--- Entries supplied ---

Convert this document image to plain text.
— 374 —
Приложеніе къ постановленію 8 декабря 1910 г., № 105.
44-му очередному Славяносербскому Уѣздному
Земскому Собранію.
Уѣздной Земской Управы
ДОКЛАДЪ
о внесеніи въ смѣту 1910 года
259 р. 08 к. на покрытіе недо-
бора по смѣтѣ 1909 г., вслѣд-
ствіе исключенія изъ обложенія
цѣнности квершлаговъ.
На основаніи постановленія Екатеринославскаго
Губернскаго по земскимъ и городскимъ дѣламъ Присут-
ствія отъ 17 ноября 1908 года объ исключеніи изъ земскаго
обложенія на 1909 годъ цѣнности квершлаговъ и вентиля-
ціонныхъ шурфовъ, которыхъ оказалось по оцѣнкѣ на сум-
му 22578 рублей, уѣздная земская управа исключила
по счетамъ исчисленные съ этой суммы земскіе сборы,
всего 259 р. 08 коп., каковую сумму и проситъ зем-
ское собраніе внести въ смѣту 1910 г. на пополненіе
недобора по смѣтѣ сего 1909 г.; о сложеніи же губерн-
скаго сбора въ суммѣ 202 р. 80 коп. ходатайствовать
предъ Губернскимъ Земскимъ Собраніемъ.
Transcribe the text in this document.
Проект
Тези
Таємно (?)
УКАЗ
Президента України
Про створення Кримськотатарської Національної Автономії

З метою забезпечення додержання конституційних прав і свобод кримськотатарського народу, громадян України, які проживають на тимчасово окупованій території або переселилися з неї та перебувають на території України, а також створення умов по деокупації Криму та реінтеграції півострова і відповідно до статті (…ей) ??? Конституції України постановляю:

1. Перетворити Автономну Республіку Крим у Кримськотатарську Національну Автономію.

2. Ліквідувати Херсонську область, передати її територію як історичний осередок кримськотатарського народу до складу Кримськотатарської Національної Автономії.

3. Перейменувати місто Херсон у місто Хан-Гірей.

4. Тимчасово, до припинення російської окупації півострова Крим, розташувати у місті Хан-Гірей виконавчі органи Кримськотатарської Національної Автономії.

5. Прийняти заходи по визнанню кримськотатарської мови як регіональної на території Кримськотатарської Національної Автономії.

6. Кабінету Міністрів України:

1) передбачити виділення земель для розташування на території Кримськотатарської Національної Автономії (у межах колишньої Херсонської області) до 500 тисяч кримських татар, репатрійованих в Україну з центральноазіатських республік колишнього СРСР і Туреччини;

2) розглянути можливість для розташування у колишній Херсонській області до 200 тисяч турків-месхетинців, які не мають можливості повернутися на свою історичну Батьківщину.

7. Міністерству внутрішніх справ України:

---

* [What is expected]
Copy all lines from the data that hold the word "text".

* [Exercise response]
Convert this document image to plain text.
Transcribe the text in this document.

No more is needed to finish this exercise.